* [Instructions for the task]
Can you pull out each line of the data below that includes the word "more"?

:: Material shown ::

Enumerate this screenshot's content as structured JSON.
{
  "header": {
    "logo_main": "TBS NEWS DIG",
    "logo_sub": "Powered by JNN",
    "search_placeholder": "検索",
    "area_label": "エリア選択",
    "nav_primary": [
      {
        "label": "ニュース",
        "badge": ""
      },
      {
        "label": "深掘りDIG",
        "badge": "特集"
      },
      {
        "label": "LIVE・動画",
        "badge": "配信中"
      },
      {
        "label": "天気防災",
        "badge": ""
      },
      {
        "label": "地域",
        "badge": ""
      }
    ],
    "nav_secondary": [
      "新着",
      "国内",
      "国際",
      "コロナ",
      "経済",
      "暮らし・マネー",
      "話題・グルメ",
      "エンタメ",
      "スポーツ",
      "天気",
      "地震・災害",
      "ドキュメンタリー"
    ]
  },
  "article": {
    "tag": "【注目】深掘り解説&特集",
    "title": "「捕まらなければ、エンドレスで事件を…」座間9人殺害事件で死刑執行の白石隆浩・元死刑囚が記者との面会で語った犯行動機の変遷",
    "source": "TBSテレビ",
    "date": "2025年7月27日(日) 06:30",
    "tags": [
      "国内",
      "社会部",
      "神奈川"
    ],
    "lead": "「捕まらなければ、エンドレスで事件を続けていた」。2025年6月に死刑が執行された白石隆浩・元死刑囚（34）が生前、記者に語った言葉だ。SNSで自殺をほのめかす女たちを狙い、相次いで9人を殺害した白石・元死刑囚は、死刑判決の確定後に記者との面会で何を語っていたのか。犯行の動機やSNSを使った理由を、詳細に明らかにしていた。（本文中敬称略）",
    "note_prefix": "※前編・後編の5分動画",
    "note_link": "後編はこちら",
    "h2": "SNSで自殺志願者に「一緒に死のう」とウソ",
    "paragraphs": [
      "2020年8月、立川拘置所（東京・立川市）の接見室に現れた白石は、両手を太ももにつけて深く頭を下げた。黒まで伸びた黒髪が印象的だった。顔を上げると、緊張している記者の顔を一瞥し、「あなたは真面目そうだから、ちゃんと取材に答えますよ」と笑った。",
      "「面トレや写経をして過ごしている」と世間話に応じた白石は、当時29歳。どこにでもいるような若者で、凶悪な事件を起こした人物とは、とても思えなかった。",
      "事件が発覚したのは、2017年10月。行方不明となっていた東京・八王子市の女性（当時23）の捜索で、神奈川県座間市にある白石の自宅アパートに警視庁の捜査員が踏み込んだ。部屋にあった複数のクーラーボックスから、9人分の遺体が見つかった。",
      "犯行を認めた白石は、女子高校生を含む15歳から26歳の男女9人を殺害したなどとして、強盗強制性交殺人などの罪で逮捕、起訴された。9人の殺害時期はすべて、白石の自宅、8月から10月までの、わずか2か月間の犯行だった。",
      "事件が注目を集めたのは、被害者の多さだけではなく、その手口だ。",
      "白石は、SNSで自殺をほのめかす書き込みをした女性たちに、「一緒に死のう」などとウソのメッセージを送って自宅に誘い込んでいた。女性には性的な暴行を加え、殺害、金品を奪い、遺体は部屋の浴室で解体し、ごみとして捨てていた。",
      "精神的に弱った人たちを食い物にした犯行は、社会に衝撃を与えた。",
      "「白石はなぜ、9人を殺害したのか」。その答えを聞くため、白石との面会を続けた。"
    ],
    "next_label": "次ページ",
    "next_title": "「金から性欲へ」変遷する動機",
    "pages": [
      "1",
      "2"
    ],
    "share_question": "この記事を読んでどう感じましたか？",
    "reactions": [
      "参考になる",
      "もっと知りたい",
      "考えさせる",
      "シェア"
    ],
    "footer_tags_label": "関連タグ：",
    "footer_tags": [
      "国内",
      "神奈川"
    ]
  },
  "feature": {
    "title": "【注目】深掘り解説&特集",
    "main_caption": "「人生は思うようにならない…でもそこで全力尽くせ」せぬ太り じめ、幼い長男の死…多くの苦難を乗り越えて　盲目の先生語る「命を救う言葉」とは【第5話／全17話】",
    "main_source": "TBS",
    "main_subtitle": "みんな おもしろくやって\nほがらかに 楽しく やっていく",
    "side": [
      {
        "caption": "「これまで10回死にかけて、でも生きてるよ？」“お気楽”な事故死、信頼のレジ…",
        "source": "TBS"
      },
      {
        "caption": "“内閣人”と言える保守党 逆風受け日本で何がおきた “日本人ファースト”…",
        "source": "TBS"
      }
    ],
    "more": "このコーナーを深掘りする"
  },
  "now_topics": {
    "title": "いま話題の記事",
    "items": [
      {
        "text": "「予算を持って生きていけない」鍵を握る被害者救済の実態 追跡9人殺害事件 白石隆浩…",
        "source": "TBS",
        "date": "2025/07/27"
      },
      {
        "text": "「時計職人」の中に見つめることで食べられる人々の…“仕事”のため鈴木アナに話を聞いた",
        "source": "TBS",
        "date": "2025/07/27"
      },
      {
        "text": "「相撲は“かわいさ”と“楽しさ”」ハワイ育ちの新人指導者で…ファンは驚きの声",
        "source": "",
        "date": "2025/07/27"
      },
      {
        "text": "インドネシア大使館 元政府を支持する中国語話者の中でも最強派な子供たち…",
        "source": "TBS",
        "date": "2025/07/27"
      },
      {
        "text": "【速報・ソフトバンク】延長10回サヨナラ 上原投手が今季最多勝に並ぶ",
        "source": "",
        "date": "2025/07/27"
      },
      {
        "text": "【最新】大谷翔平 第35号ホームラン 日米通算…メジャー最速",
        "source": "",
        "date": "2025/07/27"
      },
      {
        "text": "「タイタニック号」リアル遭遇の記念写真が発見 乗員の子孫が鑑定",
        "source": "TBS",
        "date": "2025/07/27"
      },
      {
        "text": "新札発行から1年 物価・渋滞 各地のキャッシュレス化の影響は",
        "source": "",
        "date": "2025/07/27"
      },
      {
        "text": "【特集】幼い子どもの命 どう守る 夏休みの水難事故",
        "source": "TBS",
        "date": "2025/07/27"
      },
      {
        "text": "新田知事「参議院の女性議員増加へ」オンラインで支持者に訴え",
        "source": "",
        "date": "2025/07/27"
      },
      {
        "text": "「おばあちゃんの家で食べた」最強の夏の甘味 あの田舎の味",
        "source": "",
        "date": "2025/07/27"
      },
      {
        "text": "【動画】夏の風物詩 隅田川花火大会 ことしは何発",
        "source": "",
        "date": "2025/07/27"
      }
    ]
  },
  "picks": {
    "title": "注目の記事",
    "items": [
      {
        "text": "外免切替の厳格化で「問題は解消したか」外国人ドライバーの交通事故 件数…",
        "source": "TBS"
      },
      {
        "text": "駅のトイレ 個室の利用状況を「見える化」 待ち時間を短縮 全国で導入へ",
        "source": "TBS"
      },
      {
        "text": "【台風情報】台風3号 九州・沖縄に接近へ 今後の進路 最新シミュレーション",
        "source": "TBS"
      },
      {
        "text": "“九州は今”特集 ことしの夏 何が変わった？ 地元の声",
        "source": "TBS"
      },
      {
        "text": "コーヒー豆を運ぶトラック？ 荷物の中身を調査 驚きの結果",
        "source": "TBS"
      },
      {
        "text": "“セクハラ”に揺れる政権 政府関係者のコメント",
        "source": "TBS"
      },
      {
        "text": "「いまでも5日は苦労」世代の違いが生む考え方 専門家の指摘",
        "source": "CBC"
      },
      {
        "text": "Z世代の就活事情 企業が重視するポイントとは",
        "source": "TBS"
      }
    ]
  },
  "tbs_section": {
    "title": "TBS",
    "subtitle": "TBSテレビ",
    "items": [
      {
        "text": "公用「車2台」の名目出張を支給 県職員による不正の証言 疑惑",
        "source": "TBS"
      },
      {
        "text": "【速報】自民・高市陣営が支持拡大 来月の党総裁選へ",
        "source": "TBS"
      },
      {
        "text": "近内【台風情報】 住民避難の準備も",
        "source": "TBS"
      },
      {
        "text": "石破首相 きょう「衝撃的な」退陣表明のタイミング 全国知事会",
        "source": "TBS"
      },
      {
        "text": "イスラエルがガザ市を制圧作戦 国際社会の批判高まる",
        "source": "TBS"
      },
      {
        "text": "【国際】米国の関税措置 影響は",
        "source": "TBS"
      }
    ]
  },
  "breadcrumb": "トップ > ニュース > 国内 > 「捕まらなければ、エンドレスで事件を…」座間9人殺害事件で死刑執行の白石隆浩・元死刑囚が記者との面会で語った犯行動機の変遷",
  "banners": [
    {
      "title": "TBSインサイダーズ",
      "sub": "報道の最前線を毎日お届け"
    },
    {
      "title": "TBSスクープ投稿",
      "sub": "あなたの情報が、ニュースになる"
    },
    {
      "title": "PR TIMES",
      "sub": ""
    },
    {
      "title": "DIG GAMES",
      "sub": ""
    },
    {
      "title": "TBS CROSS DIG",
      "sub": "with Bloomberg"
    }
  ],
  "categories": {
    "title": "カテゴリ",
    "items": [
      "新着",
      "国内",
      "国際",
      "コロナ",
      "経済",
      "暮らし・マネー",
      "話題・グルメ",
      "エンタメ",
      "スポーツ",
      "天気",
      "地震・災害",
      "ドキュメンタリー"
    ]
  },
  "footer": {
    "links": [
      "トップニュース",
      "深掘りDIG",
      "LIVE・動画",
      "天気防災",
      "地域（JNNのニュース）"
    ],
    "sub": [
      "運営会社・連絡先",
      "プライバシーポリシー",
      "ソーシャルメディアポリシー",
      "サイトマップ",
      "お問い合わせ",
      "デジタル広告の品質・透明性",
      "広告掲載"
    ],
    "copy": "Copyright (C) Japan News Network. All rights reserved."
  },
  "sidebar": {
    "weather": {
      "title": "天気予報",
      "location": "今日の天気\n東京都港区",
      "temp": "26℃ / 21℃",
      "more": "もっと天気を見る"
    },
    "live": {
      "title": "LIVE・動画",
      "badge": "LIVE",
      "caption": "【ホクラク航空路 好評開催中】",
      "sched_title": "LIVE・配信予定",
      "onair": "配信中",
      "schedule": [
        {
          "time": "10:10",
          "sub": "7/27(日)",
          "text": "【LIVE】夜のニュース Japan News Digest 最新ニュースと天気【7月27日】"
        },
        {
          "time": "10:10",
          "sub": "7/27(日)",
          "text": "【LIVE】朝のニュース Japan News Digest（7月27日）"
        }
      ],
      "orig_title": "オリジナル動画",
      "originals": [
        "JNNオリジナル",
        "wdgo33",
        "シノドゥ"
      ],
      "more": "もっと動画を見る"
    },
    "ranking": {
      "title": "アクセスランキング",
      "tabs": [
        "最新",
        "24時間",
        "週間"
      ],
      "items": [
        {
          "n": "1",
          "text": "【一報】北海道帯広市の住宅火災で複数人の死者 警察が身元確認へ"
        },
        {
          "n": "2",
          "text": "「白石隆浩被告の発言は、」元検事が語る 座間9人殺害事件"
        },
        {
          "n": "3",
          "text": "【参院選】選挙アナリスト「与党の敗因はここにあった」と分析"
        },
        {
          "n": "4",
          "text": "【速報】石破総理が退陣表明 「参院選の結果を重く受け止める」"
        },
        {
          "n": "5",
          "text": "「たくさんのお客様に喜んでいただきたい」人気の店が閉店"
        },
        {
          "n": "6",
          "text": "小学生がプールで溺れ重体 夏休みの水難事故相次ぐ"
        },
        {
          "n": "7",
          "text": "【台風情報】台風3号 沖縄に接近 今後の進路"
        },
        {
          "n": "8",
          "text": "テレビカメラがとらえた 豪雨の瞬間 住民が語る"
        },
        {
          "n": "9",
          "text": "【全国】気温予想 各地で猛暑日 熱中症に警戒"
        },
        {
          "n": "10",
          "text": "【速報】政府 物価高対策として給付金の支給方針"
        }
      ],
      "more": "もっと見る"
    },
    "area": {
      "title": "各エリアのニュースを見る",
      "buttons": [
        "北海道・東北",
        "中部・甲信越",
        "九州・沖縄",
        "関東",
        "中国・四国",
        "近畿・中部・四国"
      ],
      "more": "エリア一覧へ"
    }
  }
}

:::

* [Complete response]
    "more": "このコーナーを深掘りする"
      "more": "もっと天気を見る"
      "more": "もっと動画を見る"
      "more": "もっと見る"
      "more": "エリア一覧へ"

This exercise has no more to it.